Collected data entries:
** START **

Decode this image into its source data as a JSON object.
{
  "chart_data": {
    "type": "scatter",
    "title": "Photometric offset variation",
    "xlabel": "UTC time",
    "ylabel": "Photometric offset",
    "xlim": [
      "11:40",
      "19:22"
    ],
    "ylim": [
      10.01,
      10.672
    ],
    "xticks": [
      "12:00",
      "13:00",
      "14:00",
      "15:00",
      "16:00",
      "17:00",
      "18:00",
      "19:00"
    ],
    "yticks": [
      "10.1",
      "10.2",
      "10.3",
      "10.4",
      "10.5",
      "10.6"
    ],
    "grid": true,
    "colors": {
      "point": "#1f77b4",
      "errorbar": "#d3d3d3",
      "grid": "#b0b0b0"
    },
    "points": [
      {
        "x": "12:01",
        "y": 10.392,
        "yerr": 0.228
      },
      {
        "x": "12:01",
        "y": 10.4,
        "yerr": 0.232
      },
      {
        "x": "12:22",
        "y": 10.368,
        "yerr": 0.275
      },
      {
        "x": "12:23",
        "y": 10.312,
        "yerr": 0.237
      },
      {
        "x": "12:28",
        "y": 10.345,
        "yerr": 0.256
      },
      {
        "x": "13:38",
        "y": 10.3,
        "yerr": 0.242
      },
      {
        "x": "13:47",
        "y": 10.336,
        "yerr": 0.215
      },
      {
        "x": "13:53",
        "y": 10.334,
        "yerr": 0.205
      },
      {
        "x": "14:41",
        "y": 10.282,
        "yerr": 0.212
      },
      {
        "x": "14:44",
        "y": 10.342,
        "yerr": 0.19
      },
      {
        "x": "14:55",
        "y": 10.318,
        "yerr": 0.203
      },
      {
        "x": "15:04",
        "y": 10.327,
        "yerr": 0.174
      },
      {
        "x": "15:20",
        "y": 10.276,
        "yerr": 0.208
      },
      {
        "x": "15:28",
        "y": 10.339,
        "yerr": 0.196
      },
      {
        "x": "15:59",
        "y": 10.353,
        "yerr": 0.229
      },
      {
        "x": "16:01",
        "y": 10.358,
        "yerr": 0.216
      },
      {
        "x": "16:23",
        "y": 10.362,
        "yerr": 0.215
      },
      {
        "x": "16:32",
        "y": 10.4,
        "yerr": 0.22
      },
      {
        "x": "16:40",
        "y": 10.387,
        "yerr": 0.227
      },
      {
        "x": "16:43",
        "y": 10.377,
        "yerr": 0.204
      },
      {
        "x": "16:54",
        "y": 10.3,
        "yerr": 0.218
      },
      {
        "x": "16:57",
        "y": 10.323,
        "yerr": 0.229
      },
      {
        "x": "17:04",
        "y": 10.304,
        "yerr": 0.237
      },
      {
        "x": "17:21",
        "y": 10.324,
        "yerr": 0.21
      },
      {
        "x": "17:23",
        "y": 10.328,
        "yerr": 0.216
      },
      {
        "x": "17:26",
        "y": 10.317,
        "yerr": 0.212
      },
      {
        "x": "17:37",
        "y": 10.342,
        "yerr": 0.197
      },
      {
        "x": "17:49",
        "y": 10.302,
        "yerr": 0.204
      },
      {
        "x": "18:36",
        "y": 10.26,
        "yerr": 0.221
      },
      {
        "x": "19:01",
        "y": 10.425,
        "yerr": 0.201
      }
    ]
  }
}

** END **

*What you need to do*.
Retype every record above exactly as it appears.

*Output for this exercise*.
Decode this image into its source data as a JSON object.
{
  "chart_data": {
    "type": "scatter",
    "title": "Photometric offset variation",
    "xlabel": "UTC time",
    "ylabel": "Photometric offset",
    "xlim": [
      "11:40",
      "19:22"
    ],
    "ylim": [
      10.01,
      10.672
    ],
    "xticks": [
      "12:00",
      "13:00",
      "14:00",
      "15:00",
      "16:00",
      "17:00",
      "18:00",
      "19:00"
    ],
    "yticks": [
      "10.1",
      "10.2",
      "10.3",
      "10.4",
      "10.5",
      "10.6"
    ],
    "grid": true,
    "colors": {
      "point": "#1f77b4",
      "errorbar": "#d3d3d3",
      "grid": "#b0b0b0"
    },
    "points": [
      {
        "x": "12:01",
        "y": 10.392,
        "yerr": 0.228
      },
      {
        "x": "12:01",
        "y": 10.4,
        "yerr": 0.232
      },
      {
        "x": "12:22",
        "y": 10.368,
        "yerr": 0.275
      },
      {
        "x": "12:23",
        "y": 10.312,
        "yerr": 0.237
      },
      {
        "x": "12:28",
        "y": 10.345,
        "yerr": 0.256
      },
      {
        "x": "13:38",
        "y": 10.3,
        "yerr": 0.242
      },
      {
        "x": "13:47",
        "y": 10.336,
        "yerr": 0.215
      },
      {
        "x": "13:53",
        "y": 10.334,
        "yerr": 0.205
      },
      {
        "x": "14:41",
        "y": 10.282,
        "yerr": 0.212
      },
      {
        "x": "14:44",
        "y": 10.342,
        "yerr": 0.19
      },
      {
        "x": "14:55",
        "y": 10.318,
        "yerr": 0.203
      },
      {
        "x": "15:04",
        "y": 10.327,
        "yerr": 0.174
      },
      {
        "x": "15:20",
        "y": 10.276,
        "yerr": 0.208
      },
      {
        "x": "15:28",
        "y": 10.339,
        "yerr": 0.196
      },
      {
        "x": "15:59",
        "y": 10.353,
        "yerr": 0.229
      },
      {
        "x": "16:01",
        "y": 10.358,
        "yerr": 0.216
      },
      {
        "x": "16:23",
        "y": 10.362,
        "yerr": 0.215
      },
      {
        "x": "16:32",
        "y": 10.4,
        "yerr": 0.22
      },
      {
        "x": "16:40",
        "y": 10.387,
        "yerr": 0.227
      },
      {
        "x": "16:43",
        "y": 10.377,
        "yerr": 0.204
      },
      {
        "x": "16:54",
        "y": 10.3,
        "yerr": 0.218
      },
      {
        "x": "16:57",
        "y": 10.323,
        "yerr": 0.229
      },
      {
        "x": "17:04",
        "y": 10.304,
        "yerr": 0.237
      },
      {
        "x": "17:21",
        "y": 10.324,
        "yerr": 0.21
      },
      {
        "x": "17:23",
        "y": 10.328,
        "yerr": 0.216
      },
      {
        "x": "17:26",
        "y": 10.317,
        "yerr": 0.212
      },
      {
        "x": "17:37",
        "y": 10.342,
        "yerr": 0.197
      },
      {
        "x": "17:49",
        "y": 10.302,
        "yerr": 0.204
      },
      {
        "x": "18:36",
        "y": 10.26,
        "yerr": 0.221
      },
      {
        "x": "19:01",
        "y": 10.425,
        "yerr": 0.201
      }
    ]
  }
}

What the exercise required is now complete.